→ REQUIRED TASK
Everything in the listing should be restated word for word.

→ SOURCE RECORDS
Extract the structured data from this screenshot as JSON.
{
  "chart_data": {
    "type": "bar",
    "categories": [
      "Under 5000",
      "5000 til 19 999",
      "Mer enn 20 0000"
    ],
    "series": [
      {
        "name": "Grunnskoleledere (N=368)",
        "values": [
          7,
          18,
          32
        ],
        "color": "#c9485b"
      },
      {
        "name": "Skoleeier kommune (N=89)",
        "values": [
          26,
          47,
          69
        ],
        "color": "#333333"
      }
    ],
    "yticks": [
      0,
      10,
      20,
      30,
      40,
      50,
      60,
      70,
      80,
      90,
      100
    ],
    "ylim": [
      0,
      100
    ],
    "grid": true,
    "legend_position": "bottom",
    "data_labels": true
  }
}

→ SOLUTION TO THE PROBLEM
Extract the structured data from this screenshot as JSON.
{
  "chart_data": {
    "type": "bar",
    "categories": [
      "Under 5000",
      "5000 til 19 999",
      "Mer enn 20 0000"
    ],
    "series": [
      {
        "name": "Grunnskoleledere (N=368)",
        "values": [
          7,
          18,
          32
        ],
        "color": "#c9485b"
      },
      {
        "name": "Skoleeier kommune (N=89)",
        "values": [
          26,
          47,
          69
        ],
        "color": "#333333"
      }
    ],
    "yticks": [
      0,
      10,
      20,
      30,
      40,
      50,
      60,
      70,
      80,
      90,
      100
    ],
    "ylim": [
      0,
      100
    ],
    "grid": true,
    "legend_position": "bottom",
    "data_labels": true
  }
}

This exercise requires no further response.